TASK TO COMPLETE:
Please state how many lines in the records contain the string "Группа", with no words besides the number.

— BEGIN EXERCISE INPUTS —

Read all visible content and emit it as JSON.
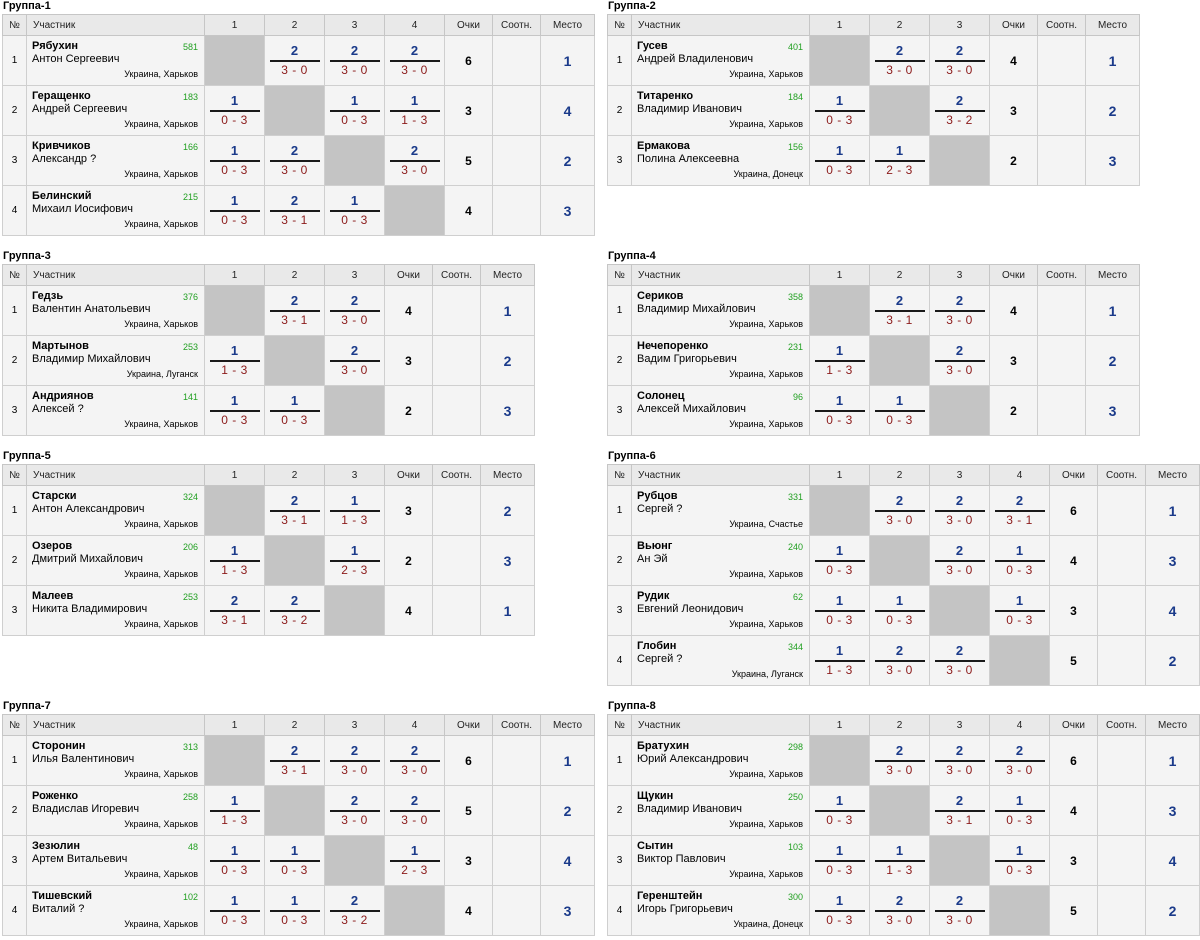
{
  "headers": {
    "no": "№",
    "participant": "Участник",
    "points": "Очки",
    "ratio": "Соотн.",
    "place": "Место"
  },
  "groups": [
    {
      "title": "Группа-1",
      "players": [
        {
          "num": "1",
          "name": "Рябухин",
          "first": "Антон Сергеевич",
          "rating": "581",
          "loc": "Украина, Харьков",
          "points": "6",
          "place": "1",
          "results": [
            null,
            {
              "t": "2",
              "b": "3 - 0"
            },
            {
              "t": "2",
              "b": "3 - 0"
            },
            {
              "t": "2",
              "b": "3 - 0"
            }
          ]
        },
        {
          "num": "2",
          "name": "Геращенко",
          "first": "Андрей Сергеевич",
          "rating": "183",
          "loc": "Украина, Харьков",
          "points": "3",
          "place": "4",
          "results": [
            {
              "t": "1",
              "b": "0 - 3"
            },
            null,
            {
              "t": "1",
              "b": "0 - 3"
            },
            {
              "t": "1",
              "b": "1 - 3"
            }
          ]
        },
        {
          "num": "3",
          "name": "Кривчиков",
          "first": "Александр ?",
          "rating": "166",
          "loc": "Украина, Харьков",
          "points": "5",
          "place": "2",
          "results": [
            {
              "t": "1",
              "b": "0 - 3"
            },
            {
              "t": "2",
              "b": "3 - 0"
            },
            null,
            {
              "t": "2",
              "b": "3 - 0"
            }
          ]
        },
        {
          "num": "4",
          "name": "Белинский",
          "first": "Михаил Иосифович",
          "rating": "215",
          "loc": "Украина, Харьков",
          "points": "4",
          "place": "3",
          "results": [
            {
              "t": "1",
              "b": "0 - 3"
            },
            {
              "t": "2",
              "b": "3 - 1"
            },
            {
              "t": "1",
              "b": "0 - 3"
            },
            null
          ]
        }
      ]
    },
    {
      "title": "Группа-2",
      "players": [
        {
          "num": "1",
          "name": "Гусев",
          "first": "Андрей Владиленович",
          "rating": "401",
          "loc": "Украина, Харьков",
          "points": "4",
          "place": "1",
          "results": [
            null,
            {
              "t": "2",
              "b": "3 - 0"
            },
            {
              "t": "2",
              "b": "3 - 0"
            }
          ]
        },
        {
          "num": "2",
          "name": "Титаренко",
          "first": "Владимир Иванович",
          "rating": "184",
          "loc": "Украина, Харьков",
          "points": "3",
          "place": "2",
          "results": [
            {
              "t": "1",
              "b": "0 - 3"
            },
            null,
            {
              "t": "2",
              "b": "3 - 2"
            }
          ]
        },
        {
          "num": "3",
          "name": "Ермакова",
          "first": "Полина Алексеевна",
          "rating": "156",
          "loc": "Украина, Донецк",
          "points": "2",
          "place": "3",
          "results": [
            {
              "t": "1",
              "b": "0 - 3"
            },
            {
              "t": "1",
              "b": "2 - 3"
            },
            null
          ]
        }
      ]
    },
    {
      "title": "Группа-3",
      "players": [
        {
          "num": "1",
          "name": "Гедзь",
          "first": "Валентин Анатольевич",
          "rating": "376",
          "loc": "Украина, Харьков",
          "points": "4",
          "place": "1",
          "results": [
            null,
            {
              "t": "2",
              "b": "3 - 1"
            },
            {
              "t": "2",
              "b": "3 - 0"
            }
          ]
        },
        {
          "num": "2",
          "name": "Мартынов",
          "first": "Владимир Михайлович",
          "rating": "253",
          "loc": "Украина, Луганск",
          "points": "3",
          "place": "2",
          "results": [
            {
              "t": "1",
              "b": "1 - 3"
            },
            null,
            {
              "t": "2",
              "b": "3 - 0"
            }
          ]
        },
        {
          "num": "3",
          "name": "Андриянов",
          "first": "Алексей ?",
          "rating": "141",
          "loc": "Украина, Харьков",
          "points": "2",
          "place": "3",
          "results": [
            {
              "t": "1",
              "b": "0 - 3"
            },
            {
              "t": "1",
              "b": "0 - 3"
            },
            null
          ]
        }
      ]
    },
    {
      "title": "Группа-4",
      "players": [
        {
          "num": "1",
          "name": "Сериков",
          "first": "Владимир Михайлович",
          "rating": "358",
          "loc": "Украина, Харьков",
          "points": "4",
          "place": "1",
          "results": [
            null,
            {
              "t": "2",
              "b": "3 - 1"
            },
            {
              "t": "2",
              "b": "3 - 0"
            }
          ]
        },
        {
          "num": "2",
          "name": "Нечепоренко",
          "first": "Вадим Григорьевич",
          "rating": "231",
          "loc": "Украина, Харьков",
          "points": "3",
          "place": "2",
          "results": [
            {
              "t": "1",
              "b": "1 - 3"
            },
            null,
            {
              "t": "2",
              "b": "3 - 0"
            }
          ]
        },
        {
          "num": "3",
          "name": "Солонец",
          "first": "Алексей Михайлович",
          "rating": "96",
          "loc": "Украина, Харьков",
          "points": "2",
          "place": "3",
          "results": [
            {
              "t": "1",
              "b": "0 - 3"
            },
            {
              "t": "1",
              "b": "0 - 3"
            },
            null
          ]
        }
      ]
    },
    {
      "title": "Группа-5",
      "players": [
        {
          "num": "1",
          "name": "Старски",
          "first": "Антон Александрович",
          "rating": "324",
          "loc": "Украина, Харьков",
          "points": "3",
          "place": "2",
          "results": [
            null,
            {
              "t": "2",
              "b": "3 - 1"
            },
            {
              "t": "1",
              "b": "1 - 3"
            }
          ]
        },
        {
          "num": "2",
          "name": "Озеров",
          "first": "Дмитрий Михайлович",
          "rating": "206",
          "loc": "Украина, Харьков",
          "points": "2",
          "place": "3",
          "results": [
            {
              "t": "1",
              "b": "1 - 3"
            },
            null,
            {
              "t": "1",
              "b": "2 - 3"
            }
          ]
        },
        {
          "num": "3",
          "name": "Малеев",
          "first": "Никита Владимирович",
          "rating": "253",
          "loc": "Украина, Харьков",
          "points": "4",
          "place": "1",
          "results": [
            {
              "t": "2",
              "b": "3 - 1"
            },
            {
              "t": "2",
              "b": "3 - 2"
            },
            null
          ]
        }
      ]
    },
    {
      "title": "Группа-6",
      "players": [
        {
          "num": "1",
          "name": "Рубцов",
          "first": "Сергей ?",
          "rating": "331",
          "loc": "Украина, Счастье",
          "points": "6",
          "place": "1",
          "results": [
            null,
            {
              "t": "2",
              "b": "3 - 0"
            },
            {
              "t": "2",
              "b": "3 - 0"
            },
            {
              "t": "2",
              "b": "3 - 1"
            }
          ]
        },
        {
          "num": "2",
          "name": "Вьюнг",
          "first": "Ан Эй",
          "rating": "240",
          "loc": "Украина, Харьков",
          "points": "4",
          "place": "3",
          "results": [
            {
              "t": "1",
              "b": "0 - 3"
            },
            null,
            {
              "t": "2",
              "b": "3 - 0"
            },
            {
              "t": "1",
              "b": "0 - 3"
            }
          ]
        },
        {
          "num": "3",
          "name": "Рудик",
          "first": "Евгений Леонидович",
          "rating": "62",
          "loc": "Украина, Харьков",
          "points": "3",
          "place": "4",
          "results": [
            {
              "t": "1",
              "b": "0 - 3"
            },
            {
              "t": "1",
              "b": "0 - 3"
            },
            null,
            {
              "t": "1",
              "b": "0 - 3"
            }
          ]
        },
        {
          "num": "4",
          "name": "Глобин",
          "first": "Сергей ?",
          "rating": "344",
          "loc": "Украина, Луганск",
          "points": "5",
          "place": "2",
          "results": [
            {
              "t": "1",
              "b": "1 - 3"
            },
            {
              "t": "2",
              "b": "3 - 0"
            },
            {
              "t": "2",
              "b": "3 - 0"
            },
            null
          ]
        }
      ]
    },
    {
      "title": "Группа-7",
      "players": [
        {
          "num": "1",
          "name": "Сторонин",
          "first": "Илья Валентинович",
          "rating": "313",
          "loc": "Украина, Харьков",
          "points": "6",
          "place": "1",
          "results": [
            null,
            {
              "t": "2",
              "b": "3 - 1"
            },
            {
              "t": "2",
              "b": "3 - 0"
            },
            {
              "t": "2",
              "b": "3 - 0"
            }
          ]
        },
        {
          "num": "2",
          "name": "Роженко",
          "first": "Владислав Игоревич",
          "rating": "258",
          "loc": "Украина, Харьков",
          "points": "5",
          "place": "2",
          "results": [
            {
              "t": "1",
              "b": "1 - 3"
            },
            null,
            {
              "t": "2",
              "b": "3 - 0"
            },
            {
              "t": "2",
              "b": "3 - 0"
            }
          ]
        },
        {
          "num": "3",
          "name": "Зезюлин",
          "first": "Артем Витальевич",
          "rating": "48",
          "loc": "Украина, Харьков",
          "points": "3",
          "place": "4",
          "results": [
            {
              "t": "1",
              "b": "0 - 3"
            },
            {
              "t": "1",
              "b": "0 - 3"
            },
            null,
            {
              "t": "1",
              "b": "2 - 3"
            }
          ]
        },
        {
          "num": "4",
          "name": "Тишевский",
          "first": "Виталий ?",
          "rating": "102",
          "loc": "Украина, Харьков",
          "points": "4",
          "place": "3",
          "results": [
            {
              "t": "1",
              "b": "0 - 3"
            },
            {
              "t": "1",
              "b": "0 - 3"
            },
            {
              "t": "2",
              "b": "3 - 2"
            },
            null
          ]
        }
      ]
    },
    {
      "title": "Группа-8",
      "players": [
        {
          "num": "1",
          "name": "Братухин",
          "first": "Юрий Александрович",
          "rating": "298",
          "loc": "Украина, Харьков",
          "points": "6",
          "place": "1",
          "results": [
            null,
            {
              "t": "2",
              "b": "3 - 0"
            },
            {
              "t": "2",
              "b": "3 - 0"
            },
            {
              "t": "2",
              "b": "3 - 0"
            }
          ]
        },
        {
          "num": "2",
          "name": "Щукин",
          "first": "Владимир Иванович",
          "rating": "250",
          "loc": "Украина, Харьков",
          "points": "4",
          "place": "3",
          "results": [
            {
              "t": "1",
              "b": "0 - 3"
            },
            null,
            {
              "t": "2",
              "b": "3 - 1"
            },
            {
              "t": "1",
              "b": "0 - 3"
            }
          ]
        },
        {
          "num": "3",
          "name": "Сытин",
          "first": "Виктор Павлович",
          "rating": "103",
          "loc": "Украина, Харьков",
          "points": "3",
          "place": "4",
          "results": [
            {
              "t": "1",
              "b": "0 - 3"
            },
            {
              "t": "1",
              "b": "1 - 3"
            },
            null,
            {
              "t": "1",
              "b": "0 - 3"
            }
          ]
        },
        {
          "num": "4",
          "name": "Геренштейн",
          "first": "Игорь Григорьевич",
          "rating": "300",
          "loc": "Украина, Донецк",
          "points": "5",
          "place": "2",
          "results": [
            {
              "t": "1",
              "b": "0 - 3"
            },
            {
              "t": "2",
              "b": "3 - 0"
            },
            {
              "t": "2",
              "b": "3 - 0"
            },
            null
          ]
        }
      ]
    }
  ]
}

— END EXERCISE INPUTS —

OUTPUT FOR THIS EXERCISE:
8